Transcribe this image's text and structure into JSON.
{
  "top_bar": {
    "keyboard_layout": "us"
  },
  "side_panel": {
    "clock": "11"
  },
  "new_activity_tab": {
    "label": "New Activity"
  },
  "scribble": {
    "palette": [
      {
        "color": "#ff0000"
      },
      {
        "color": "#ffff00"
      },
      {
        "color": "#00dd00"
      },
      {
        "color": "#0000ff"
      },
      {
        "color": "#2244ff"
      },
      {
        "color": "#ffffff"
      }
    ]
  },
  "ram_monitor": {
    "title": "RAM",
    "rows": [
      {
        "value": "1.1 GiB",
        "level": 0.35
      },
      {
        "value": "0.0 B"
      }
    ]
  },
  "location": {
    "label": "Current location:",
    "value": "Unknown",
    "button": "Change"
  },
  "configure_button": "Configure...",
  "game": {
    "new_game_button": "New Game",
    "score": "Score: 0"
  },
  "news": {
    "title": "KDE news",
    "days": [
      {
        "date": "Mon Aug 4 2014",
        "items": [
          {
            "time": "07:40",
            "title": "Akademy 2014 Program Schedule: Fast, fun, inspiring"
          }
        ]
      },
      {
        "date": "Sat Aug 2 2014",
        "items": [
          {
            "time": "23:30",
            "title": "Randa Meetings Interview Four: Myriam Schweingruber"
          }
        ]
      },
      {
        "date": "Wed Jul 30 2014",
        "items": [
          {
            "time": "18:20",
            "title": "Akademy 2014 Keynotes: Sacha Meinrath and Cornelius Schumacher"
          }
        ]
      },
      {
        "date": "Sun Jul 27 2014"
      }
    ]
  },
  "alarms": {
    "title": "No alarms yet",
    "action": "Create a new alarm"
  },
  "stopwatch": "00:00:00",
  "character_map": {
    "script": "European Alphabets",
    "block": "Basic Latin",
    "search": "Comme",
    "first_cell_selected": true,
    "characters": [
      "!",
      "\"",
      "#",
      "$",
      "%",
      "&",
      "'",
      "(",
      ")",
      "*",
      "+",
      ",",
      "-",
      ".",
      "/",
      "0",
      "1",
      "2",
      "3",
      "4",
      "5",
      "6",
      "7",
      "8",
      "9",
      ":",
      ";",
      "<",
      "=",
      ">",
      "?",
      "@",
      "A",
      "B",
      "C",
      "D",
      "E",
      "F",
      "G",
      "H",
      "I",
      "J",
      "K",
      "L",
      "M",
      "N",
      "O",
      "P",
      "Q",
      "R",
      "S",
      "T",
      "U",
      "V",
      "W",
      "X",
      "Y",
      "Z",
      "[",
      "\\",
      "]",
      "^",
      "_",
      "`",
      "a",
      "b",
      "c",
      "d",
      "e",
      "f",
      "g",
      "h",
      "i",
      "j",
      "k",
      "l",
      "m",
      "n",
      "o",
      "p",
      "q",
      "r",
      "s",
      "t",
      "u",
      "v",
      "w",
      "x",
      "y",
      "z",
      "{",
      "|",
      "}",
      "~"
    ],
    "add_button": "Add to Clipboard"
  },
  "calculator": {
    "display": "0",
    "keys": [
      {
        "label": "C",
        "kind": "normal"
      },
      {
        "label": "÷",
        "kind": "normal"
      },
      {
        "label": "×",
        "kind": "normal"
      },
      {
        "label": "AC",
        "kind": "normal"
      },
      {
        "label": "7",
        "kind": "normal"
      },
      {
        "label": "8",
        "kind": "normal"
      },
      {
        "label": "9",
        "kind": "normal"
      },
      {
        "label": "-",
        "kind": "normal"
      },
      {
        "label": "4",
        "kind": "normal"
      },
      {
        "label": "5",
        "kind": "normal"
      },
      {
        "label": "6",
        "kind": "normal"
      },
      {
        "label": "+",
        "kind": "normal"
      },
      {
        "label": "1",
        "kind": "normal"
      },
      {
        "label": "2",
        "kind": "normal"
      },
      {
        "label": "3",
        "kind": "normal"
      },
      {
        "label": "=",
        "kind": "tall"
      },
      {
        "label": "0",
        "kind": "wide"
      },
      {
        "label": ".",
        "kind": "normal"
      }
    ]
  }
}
◇ ◇ ◇ ◇ ◇
- **What this task involves**
Show each line of the data that contains the string "Akademy".

- **Exercise response**
            "title": "Akademy 2014 Program Schedule: Fast, fun, inspiring"
            "title": "Akademy 2014 Keynotes: Sacha Meinrath and Cornelius Schumacher"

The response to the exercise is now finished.